**RECORDS FOR THIS TASK**
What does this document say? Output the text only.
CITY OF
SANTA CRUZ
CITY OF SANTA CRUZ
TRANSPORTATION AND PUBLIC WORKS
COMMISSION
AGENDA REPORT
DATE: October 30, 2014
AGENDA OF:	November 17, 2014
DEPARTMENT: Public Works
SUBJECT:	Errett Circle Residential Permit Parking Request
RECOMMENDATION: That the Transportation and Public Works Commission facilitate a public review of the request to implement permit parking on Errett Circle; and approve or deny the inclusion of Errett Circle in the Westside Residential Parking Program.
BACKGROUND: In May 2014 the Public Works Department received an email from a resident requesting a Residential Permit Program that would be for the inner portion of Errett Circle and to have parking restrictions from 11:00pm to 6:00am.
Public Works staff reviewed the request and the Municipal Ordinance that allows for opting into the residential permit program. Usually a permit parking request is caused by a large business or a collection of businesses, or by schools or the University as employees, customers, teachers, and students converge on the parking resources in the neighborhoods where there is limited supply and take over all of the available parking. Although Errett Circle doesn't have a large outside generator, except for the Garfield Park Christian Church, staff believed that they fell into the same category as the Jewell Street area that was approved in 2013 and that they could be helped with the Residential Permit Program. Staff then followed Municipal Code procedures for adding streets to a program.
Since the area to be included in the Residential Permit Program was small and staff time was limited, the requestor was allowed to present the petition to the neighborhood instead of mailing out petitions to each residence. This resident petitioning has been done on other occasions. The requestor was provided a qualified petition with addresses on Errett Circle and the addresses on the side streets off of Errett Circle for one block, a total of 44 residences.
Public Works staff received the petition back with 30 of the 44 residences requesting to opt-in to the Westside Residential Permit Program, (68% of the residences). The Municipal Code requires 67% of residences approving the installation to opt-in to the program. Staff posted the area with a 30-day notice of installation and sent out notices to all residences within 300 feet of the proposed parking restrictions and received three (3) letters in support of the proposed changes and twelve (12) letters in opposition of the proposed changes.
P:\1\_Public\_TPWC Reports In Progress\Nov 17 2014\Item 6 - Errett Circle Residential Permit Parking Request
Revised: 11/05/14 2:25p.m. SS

**EXERCISE INSTRUCTIONS**
Collect each line holding the string "petition".

**RESPONSE**
Since the area to be included in the Residential Permit Program was small and staff time was limited, the requestor was allowed to present the petition to the neighborhood instead of mailing out petitions to each residence. This resident petitioning has been done on other occasions. The requestor was provided a qualified petition with addresses on Errett Circle and the addresses on the side streets off of Errett Circle for one block, a total of 44 residences.
Public Works staff received the petition back with 30 of the 44 residences requesting to opt-in to the Westside Residential Permit Program, (68% of the residences). The Municipal Code requires 67% of residences approving the installation to opt-in to the program. Staff posted the area with a 30-day notice of installation and sent out notices to all residences within 300 feet of the proposed parking restrictions and received three (3) letters in support of the proposed changes and twelve (12) letters in opposition of the proposed changes.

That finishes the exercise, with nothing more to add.